Chart and figure data:
==============================

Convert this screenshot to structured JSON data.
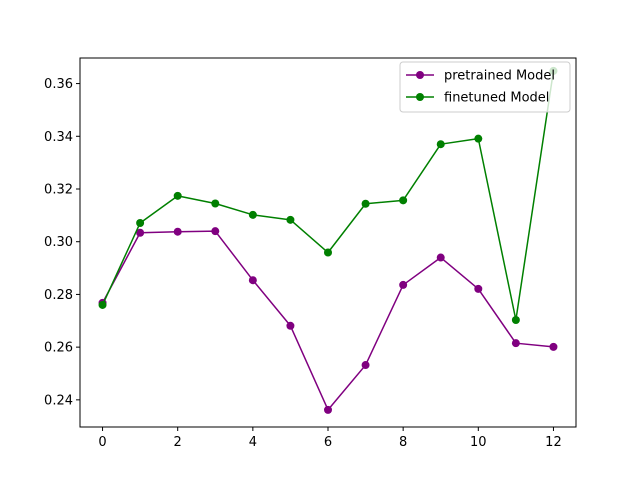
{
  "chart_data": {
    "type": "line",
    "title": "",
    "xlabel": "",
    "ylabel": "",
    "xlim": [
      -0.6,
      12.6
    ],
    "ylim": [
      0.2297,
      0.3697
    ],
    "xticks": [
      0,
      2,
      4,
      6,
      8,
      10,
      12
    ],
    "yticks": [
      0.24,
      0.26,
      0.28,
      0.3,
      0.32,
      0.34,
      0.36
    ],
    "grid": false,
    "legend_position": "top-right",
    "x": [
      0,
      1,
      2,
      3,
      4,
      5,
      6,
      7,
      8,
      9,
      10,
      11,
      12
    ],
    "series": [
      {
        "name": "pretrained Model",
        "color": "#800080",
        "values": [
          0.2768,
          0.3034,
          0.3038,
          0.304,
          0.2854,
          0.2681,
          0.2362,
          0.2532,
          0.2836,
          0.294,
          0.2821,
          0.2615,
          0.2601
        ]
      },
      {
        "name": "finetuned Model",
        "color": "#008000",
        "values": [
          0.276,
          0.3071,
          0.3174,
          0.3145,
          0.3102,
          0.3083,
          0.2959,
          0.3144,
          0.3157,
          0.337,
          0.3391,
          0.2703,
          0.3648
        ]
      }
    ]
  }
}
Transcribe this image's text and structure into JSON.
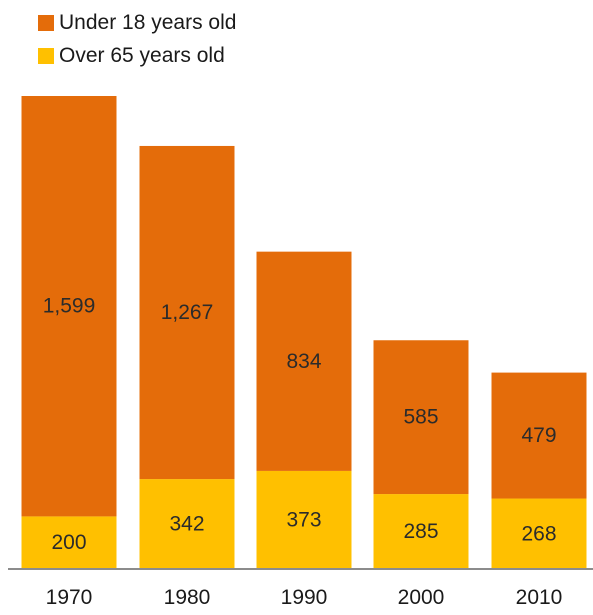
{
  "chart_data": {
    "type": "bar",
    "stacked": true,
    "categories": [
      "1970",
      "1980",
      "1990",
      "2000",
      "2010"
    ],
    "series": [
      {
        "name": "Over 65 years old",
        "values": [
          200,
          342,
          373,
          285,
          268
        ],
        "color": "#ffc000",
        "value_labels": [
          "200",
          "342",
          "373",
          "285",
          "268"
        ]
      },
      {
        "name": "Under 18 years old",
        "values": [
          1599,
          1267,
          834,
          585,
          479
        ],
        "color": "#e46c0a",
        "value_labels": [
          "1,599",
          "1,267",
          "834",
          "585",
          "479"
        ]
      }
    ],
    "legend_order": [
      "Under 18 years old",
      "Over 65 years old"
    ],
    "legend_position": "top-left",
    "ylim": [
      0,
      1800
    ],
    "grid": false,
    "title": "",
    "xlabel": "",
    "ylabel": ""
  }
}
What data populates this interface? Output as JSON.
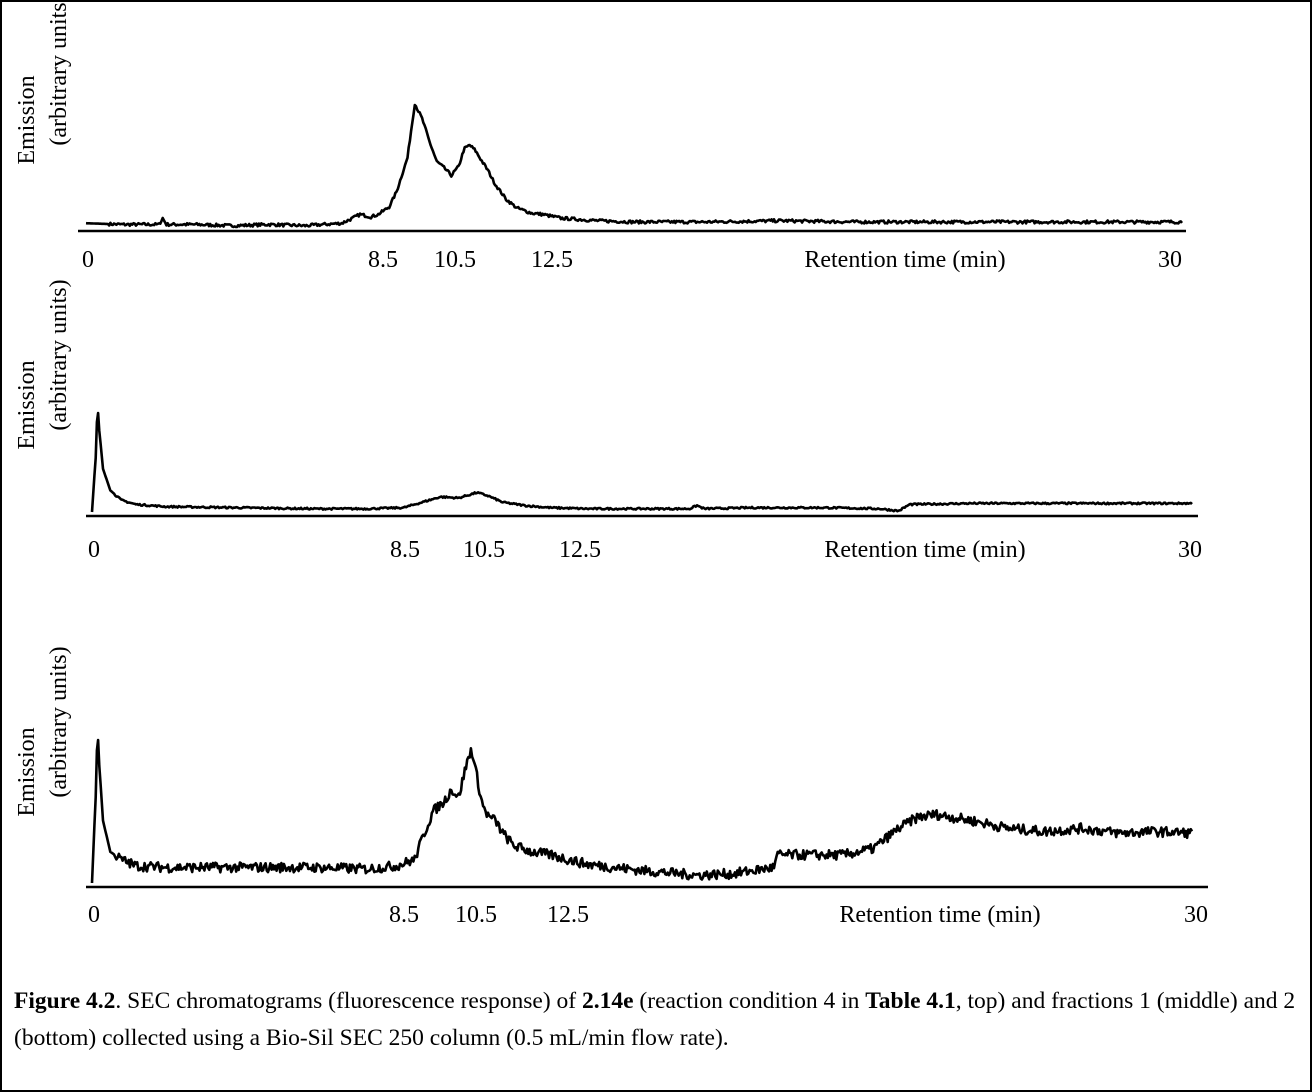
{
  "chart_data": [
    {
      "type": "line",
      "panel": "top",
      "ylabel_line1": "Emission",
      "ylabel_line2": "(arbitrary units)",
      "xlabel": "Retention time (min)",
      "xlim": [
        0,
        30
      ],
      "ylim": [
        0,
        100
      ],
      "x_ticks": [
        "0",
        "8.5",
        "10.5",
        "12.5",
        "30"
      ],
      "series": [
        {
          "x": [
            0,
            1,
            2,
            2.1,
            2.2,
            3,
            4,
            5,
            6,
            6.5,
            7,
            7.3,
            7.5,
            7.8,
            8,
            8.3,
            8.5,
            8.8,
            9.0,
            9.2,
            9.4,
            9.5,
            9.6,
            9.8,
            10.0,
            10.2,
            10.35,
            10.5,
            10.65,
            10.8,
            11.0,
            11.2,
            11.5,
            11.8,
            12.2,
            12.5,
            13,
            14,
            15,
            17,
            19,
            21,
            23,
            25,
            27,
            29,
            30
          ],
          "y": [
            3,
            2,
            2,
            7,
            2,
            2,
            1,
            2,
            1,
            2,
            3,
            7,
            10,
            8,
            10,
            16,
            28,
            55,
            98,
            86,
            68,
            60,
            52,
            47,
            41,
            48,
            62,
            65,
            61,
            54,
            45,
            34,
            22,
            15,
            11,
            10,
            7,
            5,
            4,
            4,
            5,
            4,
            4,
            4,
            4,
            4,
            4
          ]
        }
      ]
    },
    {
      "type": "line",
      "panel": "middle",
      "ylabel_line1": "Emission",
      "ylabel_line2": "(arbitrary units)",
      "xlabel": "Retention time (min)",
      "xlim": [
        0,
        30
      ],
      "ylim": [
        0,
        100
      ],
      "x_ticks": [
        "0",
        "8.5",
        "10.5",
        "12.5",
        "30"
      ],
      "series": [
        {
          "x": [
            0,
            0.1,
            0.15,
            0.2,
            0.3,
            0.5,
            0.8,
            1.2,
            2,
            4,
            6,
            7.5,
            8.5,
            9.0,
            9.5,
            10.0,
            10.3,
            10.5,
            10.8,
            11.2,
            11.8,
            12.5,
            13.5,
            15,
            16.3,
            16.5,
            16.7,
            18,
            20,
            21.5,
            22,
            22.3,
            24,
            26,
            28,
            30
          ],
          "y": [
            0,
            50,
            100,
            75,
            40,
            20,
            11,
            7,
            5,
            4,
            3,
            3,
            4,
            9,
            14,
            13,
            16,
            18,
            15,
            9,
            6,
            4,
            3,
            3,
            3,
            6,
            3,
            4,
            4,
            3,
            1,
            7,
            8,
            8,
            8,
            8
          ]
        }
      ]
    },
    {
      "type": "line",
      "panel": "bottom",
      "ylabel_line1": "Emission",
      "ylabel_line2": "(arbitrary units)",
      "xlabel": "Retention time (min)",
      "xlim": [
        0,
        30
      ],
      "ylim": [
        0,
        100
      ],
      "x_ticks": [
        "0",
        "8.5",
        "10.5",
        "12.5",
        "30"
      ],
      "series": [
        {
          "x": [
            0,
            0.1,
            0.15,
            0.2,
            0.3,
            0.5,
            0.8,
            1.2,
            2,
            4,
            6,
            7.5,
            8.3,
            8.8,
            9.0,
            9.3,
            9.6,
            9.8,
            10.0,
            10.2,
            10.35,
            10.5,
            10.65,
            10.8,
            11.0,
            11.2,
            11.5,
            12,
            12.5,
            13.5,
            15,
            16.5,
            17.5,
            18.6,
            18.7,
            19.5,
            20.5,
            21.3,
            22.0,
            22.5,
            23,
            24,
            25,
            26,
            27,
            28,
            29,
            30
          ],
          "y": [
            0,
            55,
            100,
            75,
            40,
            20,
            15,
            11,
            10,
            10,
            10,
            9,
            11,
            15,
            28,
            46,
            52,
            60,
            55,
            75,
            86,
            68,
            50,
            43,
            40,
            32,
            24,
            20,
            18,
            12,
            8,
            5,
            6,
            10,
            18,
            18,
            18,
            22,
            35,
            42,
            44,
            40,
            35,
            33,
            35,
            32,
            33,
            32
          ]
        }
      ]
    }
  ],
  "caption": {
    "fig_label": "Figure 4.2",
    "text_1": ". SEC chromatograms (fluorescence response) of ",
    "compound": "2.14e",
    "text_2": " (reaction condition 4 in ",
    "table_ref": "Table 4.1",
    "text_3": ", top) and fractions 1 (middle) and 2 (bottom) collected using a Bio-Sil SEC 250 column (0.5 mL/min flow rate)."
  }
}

==============================

**Exercise task**
Repeat all of the records verbatim, leaving out the pictures.

**The solution**
Convert this screenshot to structured JSON data.
{
  "chart_data": {
    "type": "line",
    "title": "",
    "xlabel": "",
    "ylabel": "",
    "xlim": [
      -0.6,
      12.6
    ],
    "ylim": [
      0.2297,
      0.3697
    ],
    "xticks": [
      0,
      2,
      4,
      6,
      8,
      10,
      12
    ],
    "yticks": [
      0.24,
      0.26,
      0.28,
      0.3,
      0.32,
      0.34,
      0.36
    ],
    "grid": false,
    "legend_position": "top-right",
    "x": [
      0,
      1,
      2,
      3,
      4,
      5,
      6,
      7,
      8,
      9,
      10,
      11,
      12
    ],
    "series": [
      {
        "name": "pretrained Model",
        "color": "#800080",
        "values": [
          0.2768,
          0.3034,
          0.3038,
          0.304,
          0.2854,
          0.2681,
          0.2362,
          0.2532,
          0.2836,
          0.294,
          0.2821,
          0.2615,
          0.2601
        ]
      },
      {
        "name": "finetuned Model",
        "color": "#008000",
        "values": [
          0.276,
          0.3071,
          0.3174,
          0.3145,
          0.3102,
          0.3083,
          0.2959,
          0.3144,
          0.3157,
          0.337,
          0.3391,
          0.2703,
          0.3648
        ]
      }
    ]
  }
}
Transcribe this image's text and structure into JSON.
{
  "chart_data": {
    "type": "bar",
    "stacked": true,
    "categories": [
      "1970",
      "1980",
      "1990",
      "2000",
      "2010"
    ],
    "series": [
      {
        "name": "Over 65 years old",
        "values": [
          200,
          342,
          373,
          285,
          268
        ],
        "color": "#ffc000",
        "value_labels": [
          "200",
          "342",
          "373",
          "285",
          "268"
        ]
      },
      {
        "name": "Under 18 years old",
        "values": [
          1599,
          1267,
          834,
          585,
          479
        ],
        "color": "#e46c0a",
        "value_labels": [
          "1,599",
          "1,267",
          "834",
          "585",
          "479"
        ]
      }
    ],
    "legend_order": [
      "Under 18 years old",
      "Over 65 years old"
    ],
    "legend_position": "top-left",
    "ylim": [
      0,
      1800
    ],
    "grid": false,
    "title": "",
    "xlabel": "",
    "ylabel": ""
  }
}
What data populates this interface? Output as JSON.
{
  "chart_data": [
    {
      "type": "line",
      "panel": "top",
      "ylabel_line1": "Emission",
      "ylabel_line2": "(arbitrary units)",
      "xlabel": "Retention time (min)",
      "xlim": [
        0,
        30
      ],
      "ylim": [
        0,
        100
      ],
      "x_ticks": [
        "0",
        "8.5",
        "10.5",
        "12.5",
        "30"
      ],
      "series": [
        {
          "x": [
            0,
            1,
            2,
            2.1,
            2.2,
            3,
            4,
            5,
            6,
            6.5,
            7,
            7.3,
            7.5,
            7.8,
            8,
            8.3,
            8.5,
            8.8,
            9.0,
            9.2,
            9.4,
            9.5,
            9.6,
            9.8,
            10.0,
            10.2,
            10.35,
            10.5,
            10.65,
            10.8,
            11.0,
            11.2,
            11.5,
            11.8,
            12.2,
            12.5,
            13,
            14,
            15,
            17,
            19,
            21,
            23,
            25,
            27,
            29,
            30
          ],
          "y": [
            3,
            2,
            2,
            7,
            2,
            2,
            1,
            2,
            1,
            2,
            3,
            7,
            10,
            8,
            10,
            16,
            28,
            55,
            98,
            86,
            68,
            60,
            52,
            47,
            41,
            48,
            62,
            65,
            61,
            54,
            45,
            34,
            22,
            15,
            11,
            10,
            7,
            5,
            4,
            4,
            5,
            4,
            4,
            4,
            4,
            4,
            4
          ]
        }
      ]
    },
    {
      "type": "line",
      "panel": "middle",
      "ylabel_line1": "Emission",
      "ylabel_line2": "(arbitrary units)",
      "xlabel": "Retention time (min)",
      "xlim": [
        0,
        30
      ],
      "ylim": [
        0,
        100
      ],
      "x_ticks": [
        "0",
        "8.5",
        "10.5",
        "12.5",
        "30"
      ],
      "series": [
        {
          "x": [
            0,
            0.1,
            0.15,
            0.2,
            0.3,
            0.5,
            0.8,
            1.2,
            2,
            4,
            6,
            7.5,
            8.5,
            9.0,
            9.5,
            10.0,
            10.3,
            10.5,
            10.8,
            11.2,
            11.8,
            12.5,
            13.5,
            15,
            16.3,
            16.5,
            16.7,
            18,
            20,
            21.5,
            22,
            22.3,
            24,
            26,
            28,
            30
          ],
          "y": [
            0,
            50,
            100,
            75,
            40,
            20,
            11,
            7,
            5,
            4,
            3,
            3,
            4,
            9,
            14,
            13,
            16,
            18,
            15,
            9,
            6,
            4,
            3,
            3,
            3,
            6,
            3,
            4,
            4,
            3,
            1,
            7,
            8,
            8,
            8,
            8
          ]
        }
      ]
    },
    {
      "type": "line",
      "panel": "bottom",
      "ylabel_line1": "Emission",
      "ylabel_line2": "(arbitrary units)",
      "xlabel": "Retention time (min)",
      "xlim": [
        0,
        30
      ],
      "ylim": [
        0,
        100
      ],
      "x_ticks": [
        "0",
        "8.5",
        "10.5",
        "12.5",
        "30"
      ],
      "series": [
        {
          "x": [
            0,
            0.1,
            0.15,
            0.2,
            0.3,
            0.5,
            0.8,
            1.2,
            2,
            4,
            6,
            7.5,
            8.3,
            8.8,
            9.0,
            9.3,
            9.6,
            9.8,
            10.0,
            10.2,
            10.35,
            10.5,
            10.65,
            10.8,
            11.0,
            11.2,
            11.5,
            12,
            12.5,
            13.5,
            15,
            16.5,
            17.5,
            18.6,
            18.7,
            19.5,
            20.5,
            21.3,
            22.0,
            22.5,
            23,
            24,
            25,
            26,
            27,
            28,
            29,
            30
          ],
          "y": [
            0,
            55,
            100,
            75,
            40,
            20,
            15,
            11,
            10,
            10,
            10,
            9,
            11,
            15,
            28,
            46,
            52,
            60,
            55,
            75,
            86,
            68,
            50,
            43,
            40,
            32,
            24,
            20,
            18,
            12,
            8,
            5,
            6,
            10,
            18,
            18,
            18,
            22,
            35,
            42,
            44,
            40,
            35,
            33,
            35,
            32,
            33,
            32
          ]
        }
      ]
    }
  ],
  "caption": {
    "fig_label": "Figure 4.2",
    "text_1": ". SEC chromatograms (fluorescence response) of ",
    "compound": "2.14e",
    "text_2": " (reaction condition 4 in ",
    "table_ref": "Table 4.1",
    "text_3": ", top) and fractions 1 (middle) and 2 (bottom) collected using a Bio-Sil SEC 250 column (0.5 mL/min flow rate)."
  }
}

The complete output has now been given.